Korupodendron
- Conservation status: Endangered (IUCN 3.1)

Scientific classification
- Kingdom: Plantae
- Clade: Tracheophytes
- Clade: Angiosperms
- Clade: Eudicots
- Clade: Rosids
- Order: Myrtales
- Family: Vochysiaceae
- Genus: Korupodendron Litt & Cheek
- Species: K. songweanum
- Binomial name: Korupodendron songweanum Litt & Cheek

= Korupodendron =

- Genus: Korupodendron
- Species: songweanum
- Authority: Litt & Cheek
- Conservation status: EN
- Parent authority: Litt & Cheek

Genus of flowering plants

Korupodendron is a monotypic genus of flowering plants in the family Vochysiaceae. The genus is represented by the single species Korupodendron songweanum. It was first discovered in Korup National Park in northwestern Cameroon and named in honor of Dr N. Songwe. Korupodendron differs from the other African genus Erismadelphus by having three conspicuous and petaloid sepals and two inconspicuous sepals.

== Description ==
Korupodendron songweanum is a tall canopy tree species, with opposite simple leaves; the leaf shape is elliptic to ovate, with an entire margin, acute to obtuse base and an acuminate apex, chartaceous, glabrous (dimensions: 8–12.5 x 4–6 cm).The sessile flowers are zygomorph with five white sepals fused at the base, and five free petals readily deciduous; the upper sepal forms a sac-like spur over the unilocular ovary;the only fertile stamen and the style are strait to slightly curved; fruits indehiscent with three large wings and two smaller ones.

== Ecology ==
The species' natural habitat is wet upland tropical rain forest.

== Distribution ==
Since its discovery in Cameroon, more populations of the tree have been found in Equatorial Guinea and Gabon.

- Information given
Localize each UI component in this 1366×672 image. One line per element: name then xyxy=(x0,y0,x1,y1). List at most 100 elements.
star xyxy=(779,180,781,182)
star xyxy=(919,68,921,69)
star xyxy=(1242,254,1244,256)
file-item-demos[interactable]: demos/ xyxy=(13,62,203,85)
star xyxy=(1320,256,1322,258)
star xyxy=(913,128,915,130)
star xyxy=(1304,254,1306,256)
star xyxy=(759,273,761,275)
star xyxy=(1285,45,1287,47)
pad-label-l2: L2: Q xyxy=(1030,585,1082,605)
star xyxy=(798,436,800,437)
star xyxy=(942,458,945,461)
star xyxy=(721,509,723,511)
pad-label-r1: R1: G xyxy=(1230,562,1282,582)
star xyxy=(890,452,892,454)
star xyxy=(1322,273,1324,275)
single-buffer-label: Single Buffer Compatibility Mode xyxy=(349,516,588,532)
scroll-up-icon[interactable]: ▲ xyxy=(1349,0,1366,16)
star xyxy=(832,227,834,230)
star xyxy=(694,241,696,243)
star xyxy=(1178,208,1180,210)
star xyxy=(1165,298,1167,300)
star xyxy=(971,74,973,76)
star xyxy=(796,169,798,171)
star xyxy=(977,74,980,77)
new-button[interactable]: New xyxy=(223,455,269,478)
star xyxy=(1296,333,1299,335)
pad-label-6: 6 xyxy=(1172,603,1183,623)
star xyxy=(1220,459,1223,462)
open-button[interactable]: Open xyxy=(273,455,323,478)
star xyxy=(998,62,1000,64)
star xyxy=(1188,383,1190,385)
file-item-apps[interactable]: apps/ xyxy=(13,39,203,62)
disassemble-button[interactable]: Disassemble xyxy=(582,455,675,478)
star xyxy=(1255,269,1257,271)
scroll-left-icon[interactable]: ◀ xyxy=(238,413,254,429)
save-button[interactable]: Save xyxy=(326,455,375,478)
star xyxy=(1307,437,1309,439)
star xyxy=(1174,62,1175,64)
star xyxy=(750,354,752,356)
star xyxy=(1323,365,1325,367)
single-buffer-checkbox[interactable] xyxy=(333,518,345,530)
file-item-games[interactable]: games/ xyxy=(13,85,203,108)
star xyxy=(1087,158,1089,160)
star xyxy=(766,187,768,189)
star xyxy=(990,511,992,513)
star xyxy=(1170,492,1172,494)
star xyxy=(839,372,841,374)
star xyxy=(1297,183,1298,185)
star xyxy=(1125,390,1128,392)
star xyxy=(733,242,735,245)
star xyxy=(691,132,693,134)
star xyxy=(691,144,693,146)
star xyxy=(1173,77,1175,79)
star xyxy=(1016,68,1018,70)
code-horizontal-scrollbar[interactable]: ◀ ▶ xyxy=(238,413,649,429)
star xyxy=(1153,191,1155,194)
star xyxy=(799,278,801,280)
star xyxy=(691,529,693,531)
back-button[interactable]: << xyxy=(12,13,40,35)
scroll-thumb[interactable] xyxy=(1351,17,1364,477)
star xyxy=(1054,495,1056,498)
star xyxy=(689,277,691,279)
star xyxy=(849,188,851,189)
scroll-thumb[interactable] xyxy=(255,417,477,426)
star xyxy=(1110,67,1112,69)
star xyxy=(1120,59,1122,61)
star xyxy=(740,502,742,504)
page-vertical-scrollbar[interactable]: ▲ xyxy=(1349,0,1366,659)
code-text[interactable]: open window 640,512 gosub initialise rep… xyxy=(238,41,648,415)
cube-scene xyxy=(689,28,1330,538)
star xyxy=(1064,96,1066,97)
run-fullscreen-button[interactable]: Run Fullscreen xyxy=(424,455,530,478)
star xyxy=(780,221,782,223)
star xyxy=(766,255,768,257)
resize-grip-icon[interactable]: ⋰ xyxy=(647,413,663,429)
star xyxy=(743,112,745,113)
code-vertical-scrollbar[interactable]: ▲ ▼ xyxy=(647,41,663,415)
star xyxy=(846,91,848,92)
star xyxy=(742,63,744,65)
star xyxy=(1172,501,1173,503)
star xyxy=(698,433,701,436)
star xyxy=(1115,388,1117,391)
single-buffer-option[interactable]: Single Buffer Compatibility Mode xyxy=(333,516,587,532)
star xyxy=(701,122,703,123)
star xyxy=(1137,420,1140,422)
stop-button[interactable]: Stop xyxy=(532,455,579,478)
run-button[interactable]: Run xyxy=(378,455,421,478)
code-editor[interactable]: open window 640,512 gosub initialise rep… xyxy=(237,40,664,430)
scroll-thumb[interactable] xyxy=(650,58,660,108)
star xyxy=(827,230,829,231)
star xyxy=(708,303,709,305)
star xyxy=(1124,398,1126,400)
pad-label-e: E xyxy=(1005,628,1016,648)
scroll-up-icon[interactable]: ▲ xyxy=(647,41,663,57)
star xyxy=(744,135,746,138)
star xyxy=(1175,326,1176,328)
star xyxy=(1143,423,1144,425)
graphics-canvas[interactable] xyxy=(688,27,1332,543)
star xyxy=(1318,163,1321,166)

- Task requirements
Answer these about the Korupodendron text:
1. Where was the species first discovered?
2. What is its natural habitat?
3. Outside Cameroon, in which countries have more populations been found?
This data comes from a separate source, unrelated to the Korupodendron text.

- Response for this exercise
1. Korup National Park in northwestern Cameroon
2. Wet upland tropical rain forest
3. Equatorial Guinea and Gabon